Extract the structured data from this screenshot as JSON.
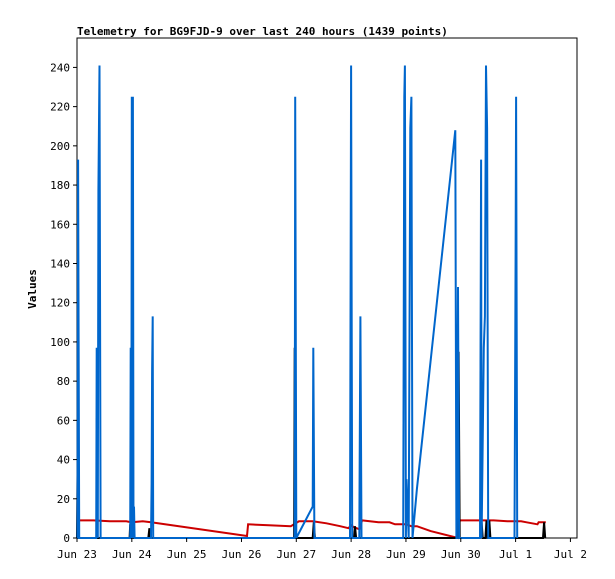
{
  "chart_data": {
    "type": "line",
    "title": "Telemetry for BG9FJD-9 over last 240 hours (1439 points)",
    "xlabel": "",
    "ylabel": "Values",
    "x_unit": "days",
    "xlim": [
      0,
      9.12
    ],
    "ylim": [
      0,
      255
    ],
    "grid": false,
    "legend": "none",
    "x_ticks": [
      {
        "label": "Jun 23",
        "x": 0
      },
      {
        "label": "Jun 24",
        "x": 1
      },
      {
        "label": "Jun 25",
        "x": 2
      },
      {
        "label": "Jun 26",
        "x": 3
      },
      {
        "label": "Jun 27",
        "x": 4
      },
      {
        "label": "Jun 28",
        "x": 5
      },
      {
        "label": "Jun 29",
        "x": 6
      },
      {
        "label": "Jun 30",
        "x": 7
      },
      {
        "label": "Jul 1",
        "x": 8
      },
      {
        "label": "Jul 2",
        "x": 9
      }
    ],
    "y_ticks": [
      0,
      20,
      40,
      60,
      80,
      100,
      120,
      140,
      160,
      180,
      200,
      220,
      240
    ],
    "series": [
      {
        "color": "#cc0000",
        "points": [
          [
            0.01,
            9
          ],
          [
            0.3,
            9
          ],
          [
            0.6,
            8.5
          ],
          [
            0.9,
            8.5
          ],
          [
            1.0,
            8
          ],
          [
            1.2,
            8.5
          ],
          [
            1.35,
            8
          ],
          [
            3.1,
            1
          ],
          [
            3.12,
            7
          ],
          [
            3.5,
            6.5
          ],
          [
            3.9,
            6
          ],
          [
            4.05,
            8.5
          ],
          [
            4.3,
            8.5
          ],
          [
            4.55,
            7.5
          ],
          [
            4.8,
            6
          ],
          [
            4.95,
            5
          ],
          [
            5.0,
            6.5
          ],
          [
            5.05,
            5.5
          ],
          [
            5.15,
            4.5
          ],
          [
            5.2,
            9
          ],
          [
            5.5,
            8
          ],
          [
            5.7,
            8
          ],
          [
            5.8,
            7
          ],
          [
            6.0,
            7
          ],
          [
            6.1,
            6
          ],
          [
            6.2,
            6
          ],
          [
            6.45,
            3.5
          ],
          [
            6.95,
            0
          ],
          [
            6.98,
            9
          ],
          [
            7.3,
            9
          ],
          [
            7.6,
            9
          ],
          [
            7.85,
            8.5
          ],
          [
            8.1,
            8.5
          ],
          [
            8.2,
            8
          ],
          [
            8.4,
            7
          ],
          [
            8.42,
            8
          ],
          [
            8.55,
            8
          ]
        ]
      },
      {
        "color": "#000000",
        "points": [
          [
            0.0,
            0
          ],
          [
            0.01,
            32
          ],
          [
            0.03,
            0
          ],
          [
            0.2,
            0
          ],
          [
            0.9,
            0
          ],
          [
            0.96,
            0
          ],
          [
            0.97,
            7
          ],
          [
            0.99,
            0
          ],
          [
            1.0,
            0
          ],
          [
            1.02,
            8
          ],
          [
            1.04,
            0
          ],
          [
            1.05,
            0
          ],
          [
            1.3,
            0
          ],
          [
            1.32,
            5
          ],
          [
            1.34,
            0
          ],
          [
            2.0,
            0
          ],
          [
            3.9,
            0
          ],
          [
            3.96,
            0
          ],
          [
            3.97,
            97
          ],
          [
            3.99,
            0
          ],
          [
            4.3,
            0
          ],
          [
            4.32,
            8
          ],
          [
            4.34,
            0
          ],
          [
            5.0,
            0
          ],
          [
            5.05,
            0
          ],
          [
            5.07,
            6
          ],
          [
            5.09,
            0
          ],
          [
            6.0,
            0
          ],
          [
            6.9,
            0
          ],
          [
            6.94,
            0
          ],
          [
            6.96,
            95
          ],
          [
            6.98,
            0
          ],
          [
            7.35,
            0
          ],
          [
            7.38,
            8
          ],
          [
            7.4,
            0
          ],
          [
            7.45,
            0
          ],
          [
            7.47,
            9
          ],
          [
            7.49,
            0
          ],
          [
            7.5,
            0
          ],
          [
            7.52,
            9
          ],
          [
            7.54,
            0
          ],
          [
            8.0,
            0
          ],
          [
            8.5,
            0
          ],
          [
            8.52,
            8
          ],
          [
            8.54,
            0
          ]
        ]
      },
      {
        "color": "#0066cc",
        "points": [
          [
            0.0,
            0
          ],
          [
            0.01,
            0
          ],
          [
            0.02,
            193
          ],
          [
            0.04,
            0
          ],
          [
            0.35,
            0
          ],
          [
            0.36,
            97
          ],
          [
            0.38,
            0
          ],
          [
            0.39,
            177
          ],
          [
            0.41,
            241
          ],
          [
            0.43,
            0
          ],
          [
            0.97,
            0
          ],
          [
            0.98,
            97
          ],
          [
            0.99,
            0
          ],
          [
            1.0,
            225
          ],
          [
            1.01,
            0
          ],
          [
            1.02,
            225
          ],
          [
            1.03,
            0
          ],
          [
            1.04,
            16
          ],
          [
            1.05,
            0
          ],
          [
            1.35,
            0
          ],
          [
            1.36,
            28
          ],
          [
            1.37,
            85
          ],
          [
            1.38,
            113
          ],
          [
            1.39,
            0
          ],
          [
            3.97,
            0
          ],
          [
            3.98,
            225
          ],
          [
            4.0,
            0
          ],
          [
            4.3,
            16
          ],
          [
            4.31,
            97
          ],
          [
            4.33,
            0
          ],
          [
            4.98,
            0
          ],
          [
            5.0,
            241
          ],
          [
            5.02,
            0
          ],
          [
            5.15,
            0
          ],
          [
            5.17,
            113
          ],
          [
            5.19,
            0
          ],
          [
            5.95,
            0
          ],
          [
            5.97,
            225
          ],
          [
            5.98,
            241
          ],
          [
            6.0,
            0
          ],
          [
            6.01,
            30
          ],
          [
            6.05,
            0
          ],
          [
            6.08,
            209
          ],
          [
            6.1,
            225
          ],
          [
            6.12,
            0
          ],
          [
            6.2,
            25
          ],
          [
            6.9,
            208
          ],
          [
            6.92,
            0
          ],
          [
            6.93,
            0
          ],
          [
            6.95,
            128
          ],
          [
            6.97,
            0
          ],
          [
            7.35,
            0
          ],
          [
            7.37,
            193
          ],
          [
            7.38,
            0
          ],
          [
            7.42,
            97
          ],
          [
            7.44,
            113
          ],
          [
            7.46,
            241
          ],
          [
            7.48,
            209
          ],
          [
            7.5,
            0
          ],
          [
            7.98,
            0
          ],
          [
            8.0,
            145
          ],
          [
            8.01,
            225
          ],
          [
            8.03,
            0
          ]
        ]
      }
    ]
  }
}
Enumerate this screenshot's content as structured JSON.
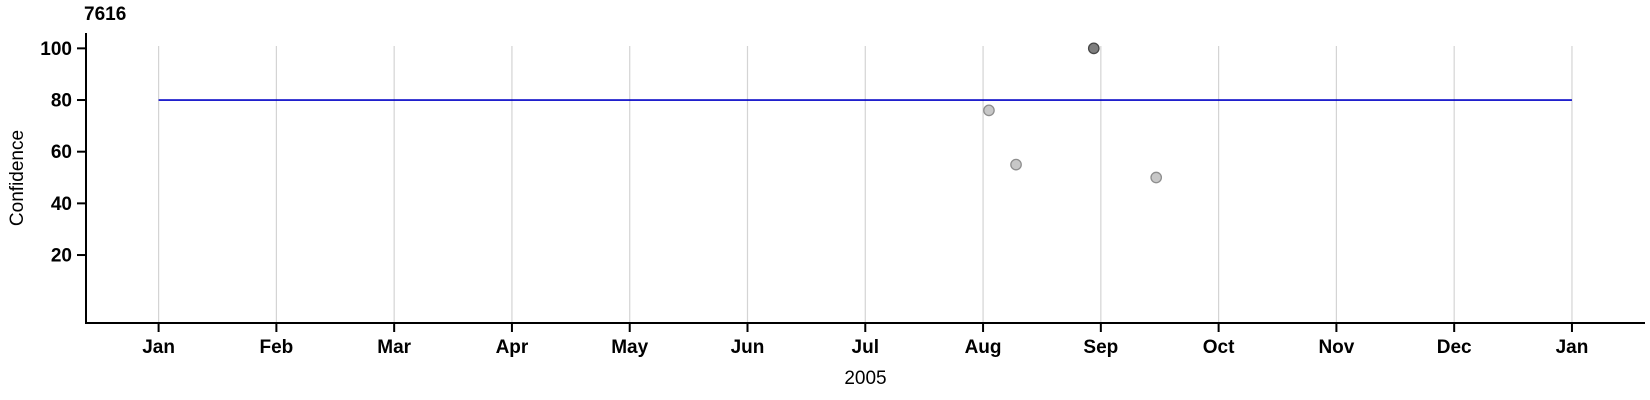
{
  "chart_data": {
    "type": "scatter",
    "panel_label": "7616",
    "xlabel": "2005",
    "ylabel": "Confidence",
    "x_axis": {
      "tick_labels": [
        "Jan",
        "Feb",
        "Mar",
        "Apr",
        "May",
        "Jun",
        "Jul",
        "Aug",
        "Sep",
        "Oct",
        "Nov",
        "Dec",
        "Jan"
      ],
      "unit": "months (0 = Jan 2005, 12 = Jan 2006)",
      "range_months": [
        0,
        12
      ]
    },
    "y_axis": {
      "tick_labels": [
        "20",
        "40",
        "60",
        "80",
        "100"
      ],
      "tick_values": [
        20,
        40,
        60,
        80,
        100
      ],
      "range": [
        0,
        105
      ]
    },
    "reference_line": {
      "value": 80,
      "span_months": [
        0,
        12
      ]
    },
    "points": [
      {
        "month": 7.05,
        "value": 76,
        "shade": "light"
      },
      {
        "month": 7.28,
        "value": 55,
        "shade": "light"
      },
      {
        "month": 7.94,
        "value": 100,
        "shade": "dark"
      },
      {
        "month": 8.47,
        "value": 50,
        "shade": "light"
      }
    ],
    "legend": "none",
    "grid": "vertical monthly gridlines only",
    "colors": {
      "axis": "#000000",
      "grid": "#d4d4d4",
      "reference_line": "#0000c6",
      "point_light_fill": "#c7c7c7",
      "point_light_stroke": "#8e8e8e",
      "point_dark_fill": "#7e7e7e",
      "point_dark_stroke": "#474747",
      "text": "#000000",
      "background": "#ffffff"
    }
  }
}
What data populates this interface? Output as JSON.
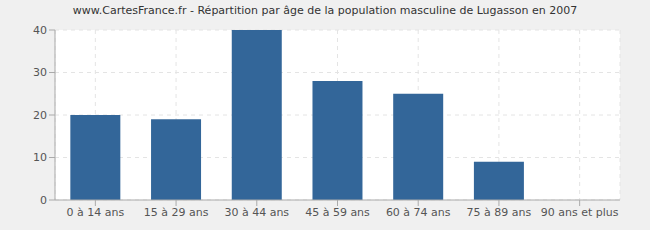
━━━━━━━━━━━━━━━━━━━━
Short problem: Go through the entries above and pull out each line with "screenshot" in it.

Answer below:
Extract the structured data from this screenshot as JSON.
Enumerate this screenshot's content as structured JSON.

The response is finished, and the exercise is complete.